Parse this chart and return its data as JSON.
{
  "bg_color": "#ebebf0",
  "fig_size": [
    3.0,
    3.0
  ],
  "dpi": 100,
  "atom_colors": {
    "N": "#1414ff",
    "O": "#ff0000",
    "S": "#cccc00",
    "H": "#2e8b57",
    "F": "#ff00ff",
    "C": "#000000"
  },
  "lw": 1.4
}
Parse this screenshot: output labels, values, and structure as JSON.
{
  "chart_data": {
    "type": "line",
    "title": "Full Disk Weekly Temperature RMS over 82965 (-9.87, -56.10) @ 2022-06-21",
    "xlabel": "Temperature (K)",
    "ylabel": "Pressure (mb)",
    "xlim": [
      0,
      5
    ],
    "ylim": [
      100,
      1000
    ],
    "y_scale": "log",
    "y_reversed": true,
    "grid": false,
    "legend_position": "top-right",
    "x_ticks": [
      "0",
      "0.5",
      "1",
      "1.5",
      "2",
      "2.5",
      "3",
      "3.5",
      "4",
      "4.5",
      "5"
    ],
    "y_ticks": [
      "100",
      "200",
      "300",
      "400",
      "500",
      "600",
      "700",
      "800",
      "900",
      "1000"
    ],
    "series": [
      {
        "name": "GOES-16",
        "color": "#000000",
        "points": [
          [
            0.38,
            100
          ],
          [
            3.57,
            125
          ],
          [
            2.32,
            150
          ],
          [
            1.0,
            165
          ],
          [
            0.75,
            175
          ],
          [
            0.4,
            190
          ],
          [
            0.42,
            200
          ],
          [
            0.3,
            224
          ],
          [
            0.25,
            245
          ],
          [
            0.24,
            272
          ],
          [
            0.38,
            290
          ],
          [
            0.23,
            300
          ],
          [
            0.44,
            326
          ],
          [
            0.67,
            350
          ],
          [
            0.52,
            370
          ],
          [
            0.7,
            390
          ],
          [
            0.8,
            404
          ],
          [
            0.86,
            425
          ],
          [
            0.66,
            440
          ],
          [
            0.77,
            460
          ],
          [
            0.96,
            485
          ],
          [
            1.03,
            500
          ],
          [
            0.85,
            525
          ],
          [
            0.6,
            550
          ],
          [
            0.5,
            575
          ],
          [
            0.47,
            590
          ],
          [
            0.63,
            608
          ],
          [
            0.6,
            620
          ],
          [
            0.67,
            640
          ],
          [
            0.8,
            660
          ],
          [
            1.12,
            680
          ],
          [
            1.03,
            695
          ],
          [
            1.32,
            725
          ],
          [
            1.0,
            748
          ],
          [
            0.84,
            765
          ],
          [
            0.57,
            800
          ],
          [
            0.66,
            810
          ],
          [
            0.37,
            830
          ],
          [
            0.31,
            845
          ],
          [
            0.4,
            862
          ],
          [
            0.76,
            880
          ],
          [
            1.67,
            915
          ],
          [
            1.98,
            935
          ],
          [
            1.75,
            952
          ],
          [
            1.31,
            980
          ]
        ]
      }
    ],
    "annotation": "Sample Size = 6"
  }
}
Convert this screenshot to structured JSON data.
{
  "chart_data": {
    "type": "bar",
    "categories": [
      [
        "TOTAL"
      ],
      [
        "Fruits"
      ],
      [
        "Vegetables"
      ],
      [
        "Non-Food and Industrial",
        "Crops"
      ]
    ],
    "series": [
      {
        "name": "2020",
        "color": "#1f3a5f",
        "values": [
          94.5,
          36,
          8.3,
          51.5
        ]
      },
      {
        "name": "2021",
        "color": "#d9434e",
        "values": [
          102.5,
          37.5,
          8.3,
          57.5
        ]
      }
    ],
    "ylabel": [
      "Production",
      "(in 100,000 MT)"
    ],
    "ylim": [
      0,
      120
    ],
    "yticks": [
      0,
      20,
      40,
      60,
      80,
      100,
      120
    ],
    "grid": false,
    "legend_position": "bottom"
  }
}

REQUEST: Type the material above out again, exactly.

OUTPUT FOR THIS EXERCISE:
Parse this chart and return its data as JSON.
{
  "bg_color": "#ebebf0",
  "fig_size": [
    3.0,
    3.0
  ],
  "dpi": 100,
  "atom_colors": {
    "N": "#1414ff",
    "O": "#ff0000",
    "S": "#cccc00",
    "H": "#2e8b57",
    "F": "#ff00ff",
    "C": "#000000"
  },
  "lw": 1.4
}
Parse this screenshot: output labels, values, and structure as JSON.
{
  "chart_data": {
    "type": "line",
    "title": "Full Disk Weekly Temperature RMS over 82965 (-9.87, -56.10) @ 2022-06-21",
    "xlabel": "Temperature (K)",
    "ylabel": "Pressure (mb)",
    "xlim": [
      0,
      5
    ],
    "ylim": [
      100,
      1000
    ],
    "y_scale": "log",
    "y_reversed": true,
    "grid": false,
    "legend_position": "top-right",
    "x_ticks": [
      "0",
      "0.5",
      "1",
      "1.5",
      "2",
      "2.5",
      "3",
      "3.5",
      "4",
      "4.5",
      "5"
    ],
    "y_ticks": [
      "100",
      "200",
      "300",
      "400",
      "500",
      "600",
      "700",
      "800",
      "900",
      "1000"
    ],
    "series": [
      {
        "name": "GOES-16",
        "color": "#000000",
        "points": [
          [
            0.38,
            100
          ],
          [
            3.57,
            125
          ],
          [
            2.32,
            150
          ],
          [
            1.0,
            165
          ],
          [
            0.75,
            175
          ],
          [
            0.4,
            190
          ],
          [
            0.42,
            200
          ],
          [
            0.3,
            224
          ],
          [
            0.25,
            245
          ],
          [
            0.24,
            272
          ],
          [
            0.38,
            290
          ],
          [
            0.23,
            300
          ],
          [
            0.44,
            326
          ],
          [
            0.67,
            350
          ],
          [
            0.52,
            370
          ],
          [
            0.7,
            390
          ],
          [
            0.8,
            404
          ],
          [
            0.86,
            425
          ],
          [
            0.66,
            440
          ],
          [
            0.77,
            460
          ],
          [
            0.96,
            485
          ],
          [
            1.03,
            500
          ],
          [
            0.85,
            525
          ],
          [
            0.6,
            550
          ],
          [
            0.5,
            575
          ],
          [
            0.47,
            590
          ],
          [
            0.63,
            608
          ],
          [
            0.6,
            620
          ],
          [
            0.67,
            640
          ],
          [
            0.8,
            660
          ],
          [
            1.12,
            680
          ],
          [
            1.03,
            695
          ],
          [
            1.32,
            725
          ],
          [
            1.0,
            748
          ],
          [
            0.84,
            765
          ],
          [
            0.57,
            800
          ],
          [
            0.66,
            810
          ],
          [
            0.37,
            830
          ],
          [
            0.31,
            845
          ],
          [
            0.4,
            862
          ],
          [
            0.76,
            880
          ],
          [
            1.67,
            915
          ],
          [
            1.98,
            935
          ],
          [
            1.75,
            952
          ],
          [
            1.31,
            980
          ]
        ]
      }
    ],
    "annotation": "Sample Size = 6"
  }
}
Convert this screenshot to structured JSON data.
{
  "chart_data": {
    "type": "bar",
    "categories": [
      [
        "TOTAL"
      ],
      [
        "Fruits"
      ],
      [
        "Vegetables"
      ],
      [
        "Non-Food and Industrial",
        "Crops"
      ]
    ],
    "series": [
      {
        "name": "2020",
        "color": "#1f3a5f",
        "values": [
          94.5,
          36,
          8.3,
          51.5
        ]
      },
      {
        "name": "2021",
        "color": "#d9434e",
        "values": [
          102.5,
          37.5,
          8.3,
          57.5
        ]
      }
    ],
    "ylabel": [
      "Production",
      "(in 100,000 MT)"
    ],
    "ylim": [
      0,
      120
    ],
    "yticks": [
      0,
      20,
      40,
      60,
      80,
      100,
      120
    ],
    "grid": false,
    "legend_position": "bottom"
  }
}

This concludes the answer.